### [Problem to work on]
Set out every line bearing the string "Aviation".

BEGIN Data lines

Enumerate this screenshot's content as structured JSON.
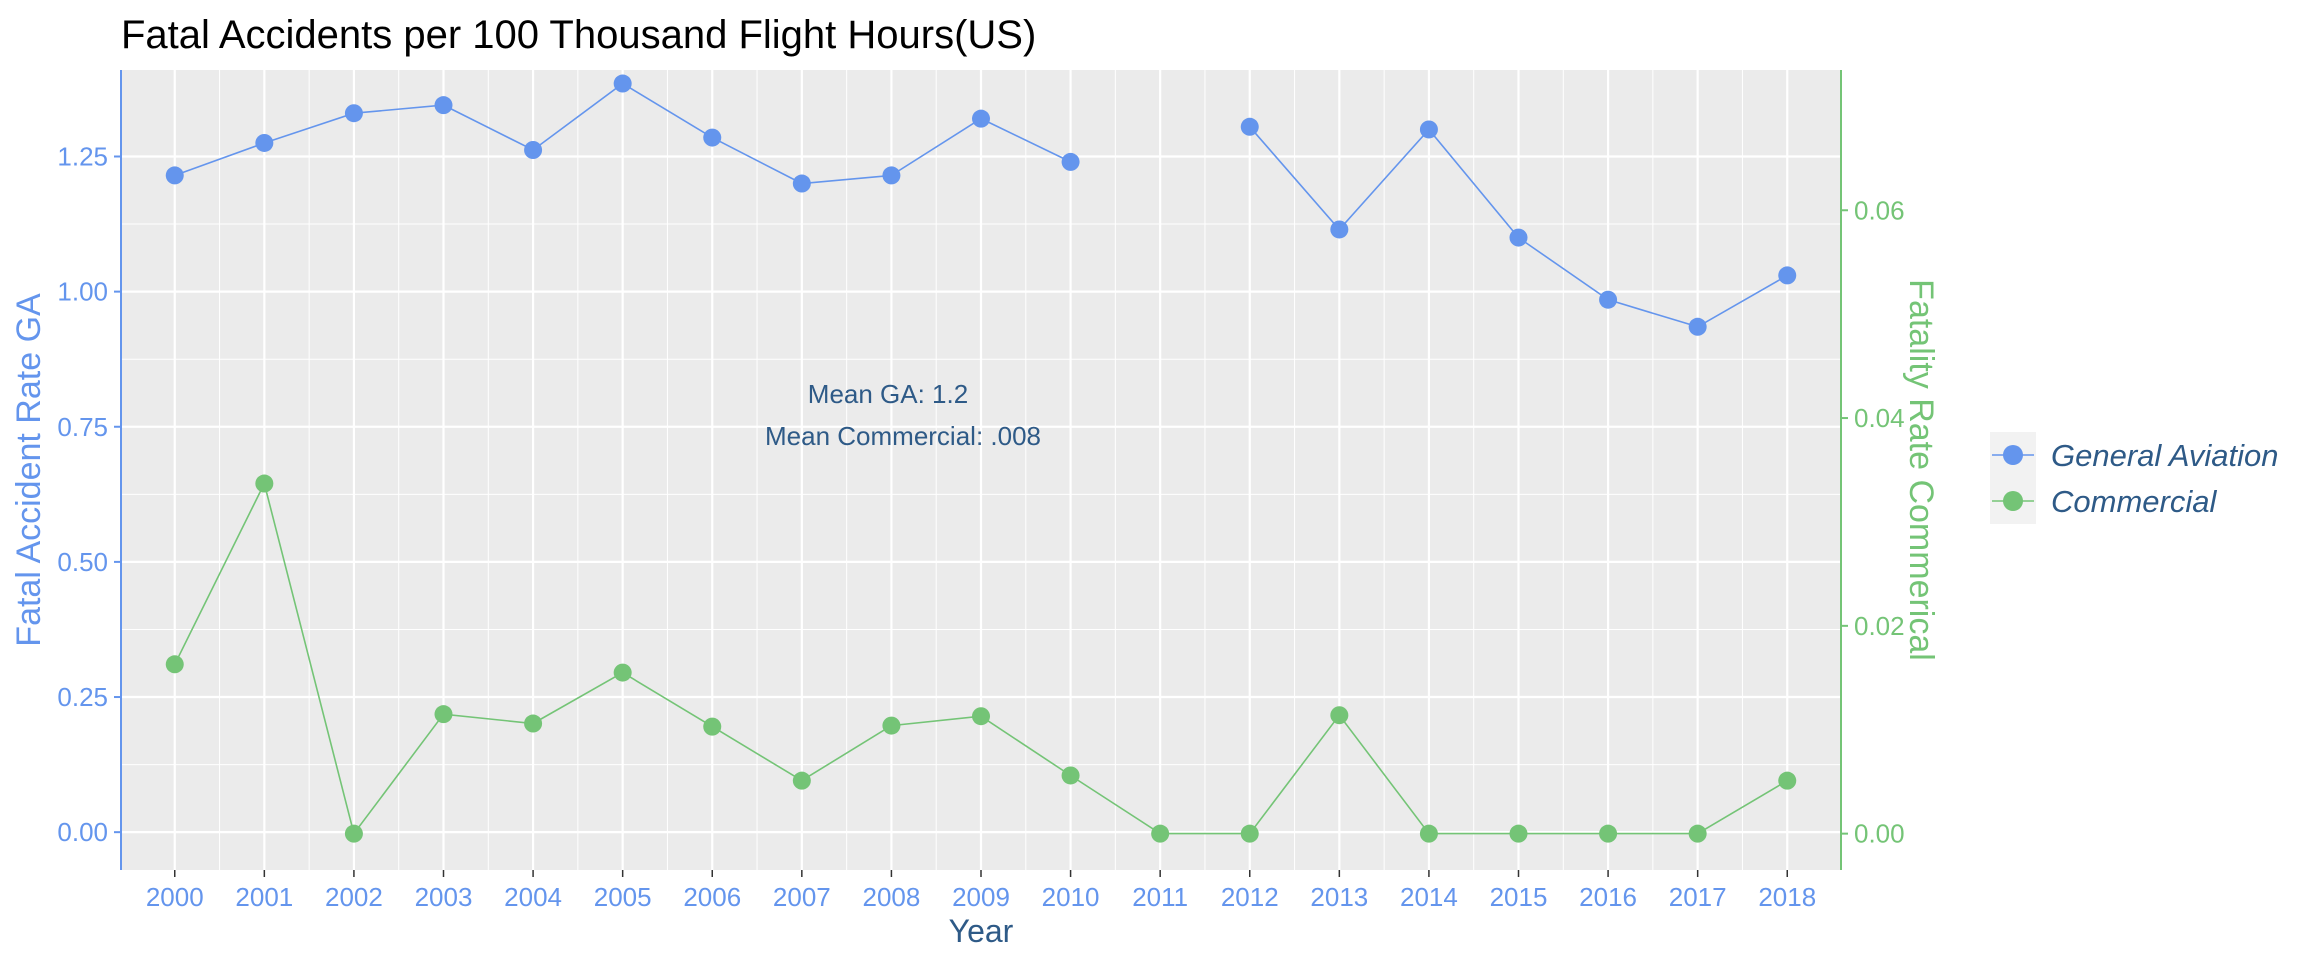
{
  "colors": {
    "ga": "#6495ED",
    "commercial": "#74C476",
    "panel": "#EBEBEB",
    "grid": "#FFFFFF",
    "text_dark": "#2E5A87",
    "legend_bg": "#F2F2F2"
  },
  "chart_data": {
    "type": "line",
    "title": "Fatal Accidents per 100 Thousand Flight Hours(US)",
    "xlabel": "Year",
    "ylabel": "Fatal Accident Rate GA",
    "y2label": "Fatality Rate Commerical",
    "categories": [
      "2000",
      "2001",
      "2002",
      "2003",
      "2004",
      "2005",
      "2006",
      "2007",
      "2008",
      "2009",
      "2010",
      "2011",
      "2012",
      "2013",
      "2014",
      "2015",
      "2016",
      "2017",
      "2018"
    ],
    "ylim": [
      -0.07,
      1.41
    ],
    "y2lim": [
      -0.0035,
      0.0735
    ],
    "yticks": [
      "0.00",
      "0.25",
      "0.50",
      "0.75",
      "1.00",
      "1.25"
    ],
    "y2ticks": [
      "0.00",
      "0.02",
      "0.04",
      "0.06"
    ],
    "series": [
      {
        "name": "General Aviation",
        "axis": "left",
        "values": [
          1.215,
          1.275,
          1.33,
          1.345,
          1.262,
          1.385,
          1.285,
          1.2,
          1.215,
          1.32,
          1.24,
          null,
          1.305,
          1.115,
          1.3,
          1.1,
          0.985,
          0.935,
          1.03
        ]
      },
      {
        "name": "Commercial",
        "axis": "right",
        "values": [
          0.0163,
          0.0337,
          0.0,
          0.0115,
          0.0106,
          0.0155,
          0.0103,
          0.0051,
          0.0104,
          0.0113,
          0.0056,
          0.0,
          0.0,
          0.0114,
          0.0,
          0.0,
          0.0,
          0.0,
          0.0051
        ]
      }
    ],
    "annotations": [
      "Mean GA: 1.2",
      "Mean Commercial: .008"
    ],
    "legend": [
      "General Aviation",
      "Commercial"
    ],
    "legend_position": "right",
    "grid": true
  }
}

END Data lines
BEGIN Data lines

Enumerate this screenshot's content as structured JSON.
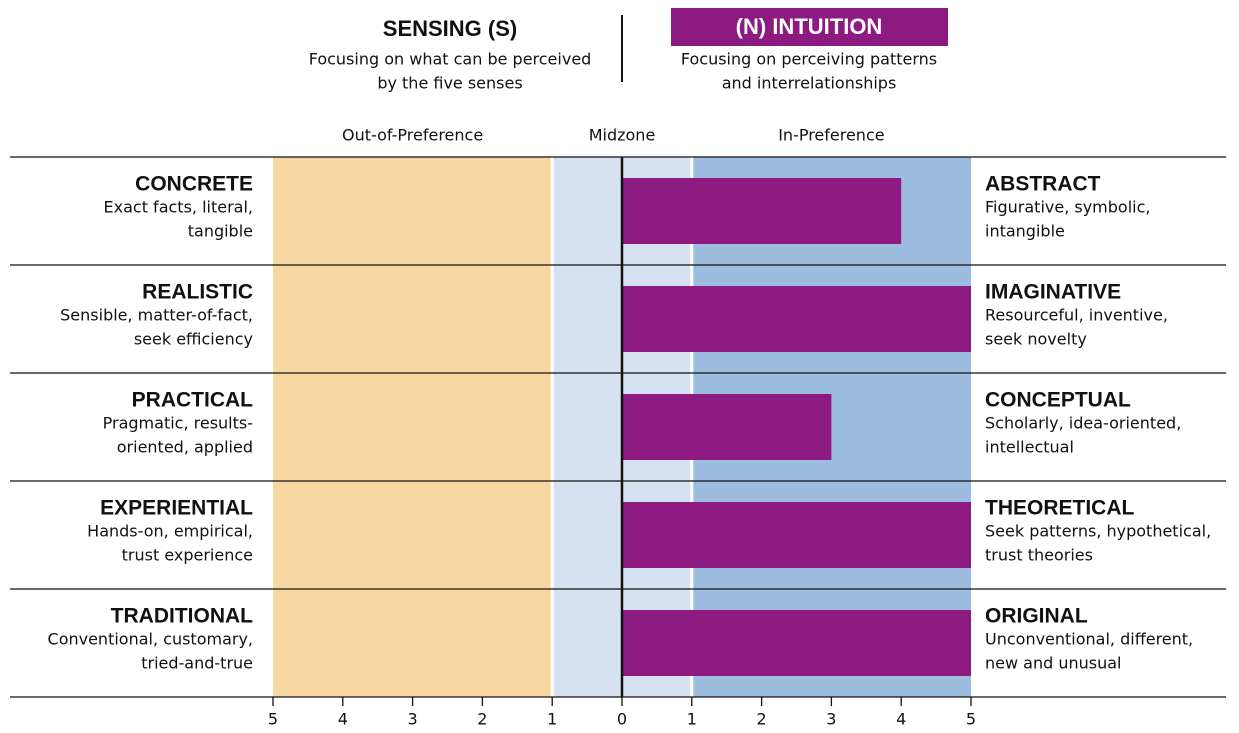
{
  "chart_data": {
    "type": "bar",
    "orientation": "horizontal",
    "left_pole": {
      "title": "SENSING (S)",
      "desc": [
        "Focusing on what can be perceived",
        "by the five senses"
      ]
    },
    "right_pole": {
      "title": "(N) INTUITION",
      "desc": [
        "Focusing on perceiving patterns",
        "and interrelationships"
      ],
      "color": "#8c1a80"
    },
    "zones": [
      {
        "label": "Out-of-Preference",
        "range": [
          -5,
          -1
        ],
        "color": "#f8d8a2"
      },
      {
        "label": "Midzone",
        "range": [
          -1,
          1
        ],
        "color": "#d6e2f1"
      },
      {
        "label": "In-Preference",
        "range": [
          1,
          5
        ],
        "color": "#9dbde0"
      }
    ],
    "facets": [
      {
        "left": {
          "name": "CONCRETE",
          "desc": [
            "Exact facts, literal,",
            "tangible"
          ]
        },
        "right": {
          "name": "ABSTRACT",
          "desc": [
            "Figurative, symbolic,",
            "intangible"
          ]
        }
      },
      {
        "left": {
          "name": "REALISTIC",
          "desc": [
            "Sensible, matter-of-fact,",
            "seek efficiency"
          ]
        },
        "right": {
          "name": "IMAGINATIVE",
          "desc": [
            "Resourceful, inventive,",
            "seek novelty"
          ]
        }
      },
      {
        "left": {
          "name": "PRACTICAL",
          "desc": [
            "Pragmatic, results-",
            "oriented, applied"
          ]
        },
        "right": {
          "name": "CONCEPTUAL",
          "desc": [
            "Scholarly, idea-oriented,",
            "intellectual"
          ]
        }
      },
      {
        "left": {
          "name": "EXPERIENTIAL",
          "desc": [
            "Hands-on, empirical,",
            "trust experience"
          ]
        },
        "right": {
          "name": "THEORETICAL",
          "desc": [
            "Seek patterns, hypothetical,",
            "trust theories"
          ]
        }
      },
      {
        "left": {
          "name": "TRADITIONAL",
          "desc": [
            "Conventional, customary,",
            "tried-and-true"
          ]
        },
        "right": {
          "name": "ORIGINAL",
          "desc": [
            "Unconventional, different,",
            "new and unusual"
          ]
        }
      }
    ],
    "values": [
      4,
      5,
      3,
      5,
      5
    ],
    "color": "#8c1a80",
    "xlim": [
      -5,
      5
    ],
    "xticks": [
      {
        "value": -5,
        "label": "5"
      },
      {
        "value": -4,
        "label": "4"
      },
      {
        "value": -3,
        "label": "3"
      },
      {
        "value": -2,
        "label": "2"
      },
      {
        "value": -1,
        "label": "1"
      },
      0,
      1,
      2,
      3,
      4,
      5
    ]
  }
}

END Data lines

### [Solution to this problem]
        "name": "General Aviation",
      "General Aviation",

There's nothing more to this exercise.